WORK TO DO >> State how many lines hold the string "xlabel". Give the number and nothing else.

Figure dataset records
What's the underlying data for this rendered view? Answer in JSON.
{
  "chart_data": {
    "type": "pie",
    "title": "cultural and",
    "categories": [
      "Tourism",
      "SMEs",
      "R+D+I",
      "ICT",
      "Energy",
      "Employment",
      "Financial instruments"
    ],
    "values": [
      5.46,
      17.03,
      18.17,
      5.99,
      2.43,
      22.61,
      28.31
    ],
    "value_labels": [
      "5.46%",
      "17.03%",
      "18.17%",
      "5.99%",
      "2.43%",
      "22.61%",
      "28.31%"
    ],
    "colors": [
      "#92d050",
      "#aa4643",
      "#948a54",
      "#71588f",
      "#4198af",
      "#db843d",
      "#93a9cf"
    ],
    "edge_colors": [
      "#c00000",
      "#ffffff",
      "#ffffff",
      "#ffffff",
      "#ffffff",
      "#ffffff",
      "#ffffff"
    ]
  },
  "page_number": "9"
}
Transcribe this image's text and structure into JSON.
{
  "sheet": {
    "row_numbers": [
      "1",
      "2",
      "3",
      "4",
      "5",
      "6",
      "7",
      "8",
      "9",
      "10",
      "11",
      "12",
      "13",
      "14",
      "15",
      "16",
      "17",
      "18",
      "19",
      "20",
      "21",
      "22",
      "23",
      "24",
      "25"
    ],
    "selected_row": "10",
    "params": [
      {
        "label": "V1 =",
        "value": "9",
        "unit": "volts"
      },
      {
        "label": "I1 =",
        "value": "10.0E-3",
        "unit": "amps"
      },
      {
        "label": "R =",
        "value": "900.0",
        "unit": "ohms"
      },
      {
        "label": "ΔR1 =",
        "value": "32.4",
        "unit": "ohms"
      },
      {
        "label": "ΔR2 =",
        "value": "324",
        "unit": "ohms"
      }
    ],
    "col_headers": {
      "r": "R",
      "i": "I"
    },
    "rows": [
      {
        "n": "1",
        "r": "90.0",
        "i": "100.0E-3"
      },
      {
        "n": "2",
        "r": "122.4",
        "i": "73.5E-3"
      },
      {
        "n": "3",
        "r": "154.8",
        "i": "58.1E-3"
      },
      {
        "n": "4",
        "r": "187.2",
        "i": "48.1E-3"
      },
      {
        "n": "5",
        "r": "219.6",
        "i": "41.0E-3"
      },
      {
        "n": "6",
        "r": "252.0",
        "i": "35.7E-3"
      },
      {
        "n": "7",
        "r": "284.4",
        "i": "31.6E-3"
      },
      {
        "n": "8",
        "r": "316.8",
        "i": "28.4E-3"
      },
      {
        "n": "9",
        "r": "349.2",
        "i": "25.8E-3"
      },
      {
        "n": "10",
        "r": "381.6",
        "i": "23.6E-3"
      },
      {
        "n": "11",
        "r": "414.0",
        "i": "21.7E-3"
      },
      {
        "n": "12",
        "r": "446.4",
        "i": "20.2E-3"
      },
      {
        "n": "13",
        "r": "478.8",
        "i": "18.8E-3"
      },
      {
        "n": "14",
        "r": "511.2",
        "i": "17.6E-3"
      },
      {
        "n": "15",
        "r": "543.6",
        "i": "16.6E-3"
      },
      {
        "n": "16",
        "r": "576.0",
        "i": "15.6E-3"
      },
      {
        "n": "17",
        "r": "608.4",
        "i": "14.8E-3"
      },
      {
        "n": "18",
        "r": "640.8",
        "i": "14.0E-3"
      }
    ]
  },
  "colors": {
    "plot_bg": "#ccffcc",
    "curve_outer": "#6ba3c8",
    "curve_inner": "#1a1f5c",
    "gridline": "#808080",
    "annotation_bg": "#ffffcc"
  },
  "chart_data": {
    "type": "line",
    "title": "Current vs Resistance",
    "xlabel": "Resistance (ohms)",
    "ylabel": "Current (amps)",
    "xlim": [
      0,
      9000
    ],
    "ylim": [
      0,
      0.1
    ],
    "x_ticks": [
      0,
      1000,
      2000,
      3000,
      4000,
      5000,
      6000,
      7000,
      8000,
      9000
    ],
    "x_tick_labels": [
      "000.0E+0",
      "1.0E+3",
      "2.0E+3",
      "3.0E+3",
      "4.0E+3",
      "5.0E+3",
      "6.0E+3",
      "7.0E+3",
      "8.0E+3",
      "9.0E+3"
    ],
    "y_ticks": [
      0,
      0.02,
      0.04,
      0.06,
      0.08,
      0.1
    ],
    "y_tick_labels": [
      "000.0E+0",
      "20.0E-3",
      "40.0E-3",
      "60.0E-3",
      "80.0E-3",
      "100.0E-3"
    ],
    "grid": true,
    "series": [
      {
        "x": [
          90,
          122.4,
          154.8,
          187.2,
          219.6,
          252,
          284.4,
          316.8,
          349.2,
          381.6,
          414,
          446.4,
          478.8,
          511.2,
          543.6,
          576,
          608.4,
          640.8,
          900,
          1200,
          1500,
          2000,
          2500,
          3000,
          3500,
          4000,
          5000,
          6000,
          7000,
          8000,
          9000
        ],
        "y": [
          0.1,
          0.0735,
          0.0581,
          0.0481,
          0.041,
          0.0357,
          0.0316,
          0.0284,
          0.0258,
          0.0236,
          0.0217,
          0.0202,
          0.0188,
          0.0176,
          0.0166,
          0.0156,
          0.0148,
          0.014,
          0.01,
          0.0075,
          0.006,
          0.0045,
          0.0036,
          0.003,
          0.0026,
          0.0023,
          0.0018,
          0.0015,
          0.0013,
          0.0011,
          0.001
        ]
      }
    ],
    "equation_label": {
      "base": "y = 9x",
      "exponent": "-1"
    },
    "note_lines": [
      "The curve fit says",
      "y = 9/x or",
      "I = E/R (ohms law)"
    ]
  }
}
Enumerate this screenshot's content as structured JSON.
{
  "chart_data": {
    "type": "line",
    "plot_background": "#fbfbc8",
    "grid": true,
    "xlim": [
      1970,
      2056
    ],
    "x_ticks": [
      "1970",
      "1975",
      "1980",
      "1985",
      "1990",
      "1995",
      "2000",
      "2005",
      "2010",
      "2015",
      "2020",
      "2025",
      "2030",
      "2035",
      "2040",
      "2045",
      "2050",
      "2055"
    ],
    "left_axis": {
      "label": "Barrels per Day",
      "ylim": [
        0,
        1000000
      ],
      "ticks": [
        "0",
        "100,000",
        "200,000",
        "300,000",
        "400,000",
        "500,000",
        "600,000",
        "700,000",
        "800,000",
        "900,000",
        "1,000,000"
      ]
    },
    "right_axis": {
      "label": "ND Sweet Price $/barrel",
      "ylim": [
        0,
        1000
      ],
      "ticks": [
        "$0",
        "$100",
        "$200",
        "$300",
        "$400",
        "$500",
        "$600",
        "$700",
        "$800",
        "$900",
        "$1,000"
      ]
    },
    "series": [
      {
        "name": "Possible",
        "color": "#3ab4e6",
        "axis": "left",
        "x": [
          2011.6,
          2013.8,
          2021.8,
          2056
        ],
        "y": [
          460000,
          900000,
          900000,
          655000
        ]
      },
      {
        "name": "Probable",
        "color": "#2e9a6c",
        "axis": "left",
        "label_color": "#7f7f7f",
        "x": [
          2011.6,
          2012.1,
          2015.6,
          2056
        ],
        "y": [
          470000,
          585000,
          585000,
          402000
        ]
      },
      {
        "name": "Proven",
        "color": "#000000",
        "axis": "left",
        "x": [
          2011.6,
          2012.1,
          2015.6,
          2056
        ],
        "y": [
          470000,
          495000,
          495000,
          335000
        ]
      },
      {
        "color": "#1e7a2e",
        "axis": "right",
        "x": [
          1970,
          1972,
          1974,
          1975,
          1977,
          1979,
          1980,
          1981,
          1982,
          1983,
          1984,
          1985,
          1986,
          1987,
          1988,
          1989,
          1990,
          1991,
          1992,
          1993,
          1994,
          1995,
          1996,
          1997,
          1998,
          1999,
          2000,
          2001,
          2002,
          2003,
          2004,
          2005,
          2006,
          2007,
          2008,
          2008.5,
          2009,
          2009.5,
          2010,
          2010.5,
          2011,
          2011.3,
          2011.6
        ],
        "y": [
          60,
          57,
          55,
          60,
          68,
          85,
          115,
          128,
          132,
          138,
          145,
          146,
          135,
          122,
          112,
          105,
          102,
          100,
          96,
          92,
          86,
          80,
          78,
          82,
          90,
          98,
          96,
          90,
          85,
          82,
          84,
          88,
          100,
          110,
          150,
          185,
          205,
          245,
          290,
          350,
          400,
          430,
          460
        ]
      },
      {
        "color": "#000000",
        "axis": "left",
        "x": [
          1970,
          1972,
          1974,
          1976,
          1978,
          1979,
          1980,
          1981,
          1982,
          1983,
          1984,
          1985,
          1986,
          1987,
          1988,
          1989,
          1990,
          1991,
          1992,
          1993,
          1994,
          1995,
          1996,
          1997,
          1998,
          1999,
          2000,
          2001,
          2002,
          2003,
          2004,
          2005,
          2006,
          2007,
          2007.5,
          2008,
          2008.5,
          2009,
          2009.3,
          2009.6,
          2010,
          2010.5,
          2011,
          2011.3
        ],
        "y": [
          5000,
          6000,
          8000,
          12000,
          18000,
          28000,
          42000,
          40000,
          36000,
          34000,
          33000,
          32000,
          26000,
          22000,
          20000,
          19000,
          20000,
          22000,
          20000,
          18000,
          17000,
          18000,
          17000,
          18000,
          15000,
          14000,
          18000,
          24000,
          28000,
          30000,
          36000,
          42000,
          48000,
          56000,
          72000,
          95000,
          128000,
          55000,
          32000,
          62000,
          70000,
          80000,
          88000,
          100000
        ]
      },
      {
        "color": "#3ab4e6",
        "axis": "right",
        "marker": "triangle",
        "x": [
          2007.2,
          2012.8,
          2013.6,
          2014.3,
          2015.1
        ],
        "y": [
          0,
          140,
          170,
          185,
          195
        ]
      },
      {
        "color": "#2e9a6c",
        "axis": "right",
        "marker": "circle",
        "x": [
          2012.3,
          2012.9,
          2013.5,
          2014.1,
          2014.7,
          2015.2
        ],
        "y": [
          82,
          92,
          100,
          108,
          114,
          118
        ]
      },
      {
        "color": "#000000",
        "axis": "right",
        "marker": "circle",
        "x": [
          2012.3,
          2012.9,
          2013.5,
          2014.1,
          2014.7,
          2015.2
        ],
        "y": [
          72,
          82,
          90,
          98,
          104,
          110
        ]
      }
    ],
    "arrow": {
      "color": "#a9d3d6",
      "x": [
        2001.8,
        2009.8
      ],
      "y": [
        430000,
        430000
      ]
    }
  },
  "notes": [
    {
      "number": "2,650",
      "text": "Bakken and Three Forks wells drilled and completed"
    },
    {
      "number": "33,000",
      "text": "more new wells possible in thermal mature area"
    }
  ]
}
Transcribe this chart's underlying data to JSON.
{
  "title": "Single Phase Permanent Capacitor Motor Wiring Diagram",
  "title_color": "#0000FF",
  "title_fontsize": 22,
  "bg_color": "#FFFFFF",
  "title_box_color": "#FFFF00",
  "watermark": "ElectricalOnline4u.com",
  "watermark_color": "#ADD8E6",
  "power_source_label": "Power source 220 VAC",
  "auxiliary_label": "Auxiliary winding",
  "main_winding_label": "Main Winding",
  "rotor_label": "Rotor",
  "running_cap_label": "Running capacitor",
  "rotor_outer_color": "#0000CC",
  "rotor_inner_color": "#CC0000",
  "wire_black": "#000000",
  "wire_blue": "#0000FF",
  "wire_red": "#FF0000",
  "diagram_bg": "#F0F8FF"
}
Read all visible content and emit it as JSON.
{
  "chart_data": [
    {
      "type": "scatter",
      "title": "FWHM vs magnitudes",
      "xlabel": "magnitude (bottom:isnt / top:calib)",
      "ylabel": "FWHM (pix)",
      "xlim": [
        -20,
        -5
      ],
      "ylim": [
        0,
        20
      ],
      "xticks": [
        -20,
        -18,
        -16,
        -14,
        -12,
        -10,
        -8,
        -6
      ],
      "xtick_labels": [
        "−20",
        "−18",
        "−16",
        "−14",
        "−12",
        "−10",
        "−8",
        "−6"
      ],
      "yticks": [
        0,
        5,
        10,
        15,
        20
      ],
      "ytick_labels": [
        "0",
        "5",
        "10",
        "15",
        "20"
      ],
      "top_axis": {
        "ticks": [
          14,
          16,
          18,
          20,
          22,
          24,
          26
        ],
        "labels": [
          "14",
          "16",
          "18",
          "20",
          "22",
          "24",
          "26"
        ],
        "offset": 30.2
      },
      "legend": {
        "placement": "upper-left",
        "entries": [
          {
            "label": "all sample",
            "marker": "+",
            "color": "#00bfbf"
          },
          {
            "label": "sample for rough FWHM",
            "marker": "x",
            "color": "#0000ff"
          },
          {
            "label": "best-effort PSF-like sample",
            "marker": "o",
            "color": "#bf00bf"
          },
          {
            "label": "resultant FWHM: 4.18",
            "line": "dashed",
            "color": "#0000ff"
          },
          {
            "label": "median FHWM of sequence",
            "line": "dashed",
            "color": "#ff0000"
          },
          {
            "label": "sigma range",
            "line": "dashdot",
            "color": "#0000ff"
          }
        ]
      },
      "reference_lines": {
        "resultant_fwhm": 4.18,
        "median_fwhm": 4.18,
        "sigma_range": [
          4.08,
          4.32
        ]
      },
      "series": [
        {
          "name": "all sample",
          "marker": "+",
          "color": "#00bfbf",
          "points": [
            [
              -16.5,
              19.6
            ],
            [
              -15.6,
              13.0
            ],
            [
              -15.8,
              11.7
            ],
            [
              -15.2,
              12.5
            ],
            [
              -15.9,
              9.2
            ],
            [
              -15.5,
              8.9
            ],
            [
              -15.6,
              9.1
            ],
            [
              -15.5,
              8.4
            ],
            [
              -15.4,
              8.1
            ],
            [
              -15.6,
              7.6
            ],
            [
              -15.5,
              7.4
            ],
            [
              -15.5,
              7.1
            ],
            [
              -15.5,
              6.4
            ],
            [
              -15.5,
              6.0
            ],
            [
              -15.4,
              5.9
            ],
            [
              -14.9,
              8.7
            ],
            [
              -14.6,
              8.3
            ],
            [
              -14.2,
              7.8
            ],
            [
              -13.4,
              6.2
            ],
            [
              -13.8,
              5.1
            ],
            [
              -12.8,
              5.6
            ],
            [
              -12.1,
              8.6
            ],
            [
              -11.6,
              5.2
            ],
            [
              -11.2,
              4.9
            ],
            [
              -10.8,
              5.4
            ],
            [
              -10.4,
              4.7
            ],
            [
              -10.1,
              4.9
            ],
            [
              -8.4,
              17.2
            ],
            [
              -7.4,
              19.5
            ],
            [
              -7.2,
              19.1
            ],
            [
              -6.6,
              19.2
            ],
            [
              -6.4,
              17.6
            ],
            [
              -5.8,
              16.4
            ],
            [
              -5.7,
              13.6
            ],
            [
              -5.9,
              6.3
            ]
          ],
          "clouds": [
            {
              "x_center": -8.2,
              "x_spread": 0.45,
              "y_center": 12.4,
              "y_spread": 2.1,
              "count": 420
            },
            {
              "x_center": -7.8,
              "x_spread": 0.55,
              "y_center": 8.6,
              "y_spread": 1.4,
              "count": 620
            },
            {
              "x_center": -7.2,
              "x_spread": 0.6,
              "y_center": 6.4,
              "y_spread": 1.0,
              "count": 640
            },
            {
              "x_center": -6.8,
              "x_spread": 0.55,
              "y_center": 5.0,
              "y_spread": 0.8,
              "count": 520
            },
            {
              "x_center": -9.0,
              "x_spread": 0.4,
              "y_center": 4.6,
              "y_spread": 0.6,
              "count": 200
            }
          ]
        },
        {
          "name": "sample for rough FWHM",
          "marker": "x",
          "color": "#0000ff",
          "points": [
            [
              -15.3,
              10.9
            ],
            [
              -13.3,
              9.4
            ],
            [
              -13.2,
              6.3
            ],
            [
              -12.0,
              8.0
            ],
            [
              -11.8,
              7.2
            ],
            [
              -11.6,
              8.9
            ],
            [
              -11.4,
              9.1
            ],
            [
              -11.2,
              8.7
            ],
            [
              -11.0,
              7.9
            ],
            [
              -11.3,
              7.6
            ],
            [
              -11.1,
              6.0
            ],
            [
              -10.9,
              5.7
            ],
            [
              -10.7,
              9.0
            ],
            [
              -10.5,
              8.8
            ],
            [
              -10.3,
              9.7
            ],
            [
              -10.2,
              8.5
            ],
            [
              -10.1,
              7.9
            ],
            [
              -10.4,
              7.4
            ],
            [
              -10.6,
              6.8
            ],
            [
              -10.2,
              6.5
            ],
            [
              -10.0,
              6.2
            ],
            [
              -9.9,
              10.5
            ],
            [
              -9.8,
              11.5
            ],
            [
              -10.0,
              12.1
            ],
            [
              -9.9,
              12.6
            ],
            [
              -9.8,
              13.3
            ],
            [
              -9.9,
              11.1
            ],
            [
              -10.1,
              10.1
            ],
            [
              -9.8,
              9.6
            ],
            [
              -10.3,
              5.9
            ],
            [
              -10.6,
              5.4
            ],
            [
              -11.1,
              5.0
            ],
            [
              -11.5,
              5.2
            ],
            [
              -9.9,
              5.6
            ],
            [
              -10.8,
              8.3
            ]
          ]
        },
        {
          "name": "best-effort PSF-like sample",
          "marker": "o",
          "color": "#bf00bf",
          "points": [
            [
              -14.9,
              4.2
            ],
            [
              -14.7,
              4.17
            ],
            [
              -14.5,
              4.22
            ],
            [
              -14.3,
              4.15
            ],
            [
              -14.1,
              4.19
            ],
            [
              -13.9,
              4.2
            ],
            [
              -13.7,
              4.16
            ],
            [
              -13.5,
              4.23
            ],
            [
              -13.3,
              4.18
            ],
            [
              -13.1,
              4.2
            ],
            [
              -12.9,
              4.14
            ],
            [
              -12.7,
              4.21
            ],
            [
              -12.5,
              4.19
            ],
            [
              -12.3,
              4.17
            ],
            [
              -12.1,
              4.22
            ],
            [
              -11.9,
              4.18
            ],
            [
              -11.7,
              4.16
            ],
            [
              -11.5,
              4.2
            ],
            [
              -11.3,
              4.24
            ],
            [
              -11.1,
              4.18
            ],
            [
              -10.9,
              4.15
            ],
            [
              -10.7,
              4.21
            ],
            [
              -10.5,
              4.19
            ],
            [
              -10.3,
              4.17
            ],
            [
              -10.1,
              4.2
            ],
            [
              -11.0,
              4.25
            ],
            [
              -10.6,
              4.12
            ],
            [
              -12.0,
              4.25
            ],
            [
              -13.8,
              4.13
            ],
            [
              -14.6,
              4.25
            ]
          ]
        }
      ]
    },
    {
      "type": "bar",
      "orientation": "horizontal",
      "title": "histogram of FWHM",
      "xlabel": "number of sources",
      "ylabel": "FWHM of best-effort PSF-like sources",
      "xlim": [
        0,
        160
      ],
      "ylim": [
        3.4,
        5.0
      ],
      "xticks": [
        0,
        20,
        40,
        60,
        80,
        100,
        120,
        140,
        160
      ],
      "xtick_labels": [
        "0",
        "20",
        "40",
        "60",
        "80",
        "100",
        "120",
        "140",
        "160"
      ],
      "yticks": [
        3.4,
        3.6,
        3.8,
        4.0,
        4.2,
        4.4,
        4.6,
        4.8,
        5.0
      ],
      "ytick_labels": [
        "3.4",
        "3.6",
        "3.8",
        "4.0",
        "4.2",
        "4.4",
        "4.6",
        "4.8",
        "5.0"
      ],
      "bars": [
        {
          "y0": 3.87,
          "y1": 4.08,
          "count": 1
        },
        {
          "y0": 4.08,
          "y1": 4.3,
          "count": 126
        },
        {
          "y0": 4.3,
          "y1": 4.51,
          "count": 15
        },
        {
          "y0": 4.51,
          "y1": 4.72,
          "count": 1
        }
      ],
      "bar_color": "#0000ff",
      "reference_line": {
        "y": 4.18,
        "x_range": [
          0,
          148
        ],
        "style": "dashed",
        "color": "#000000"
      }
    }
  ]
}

FINAL RESULT >> 3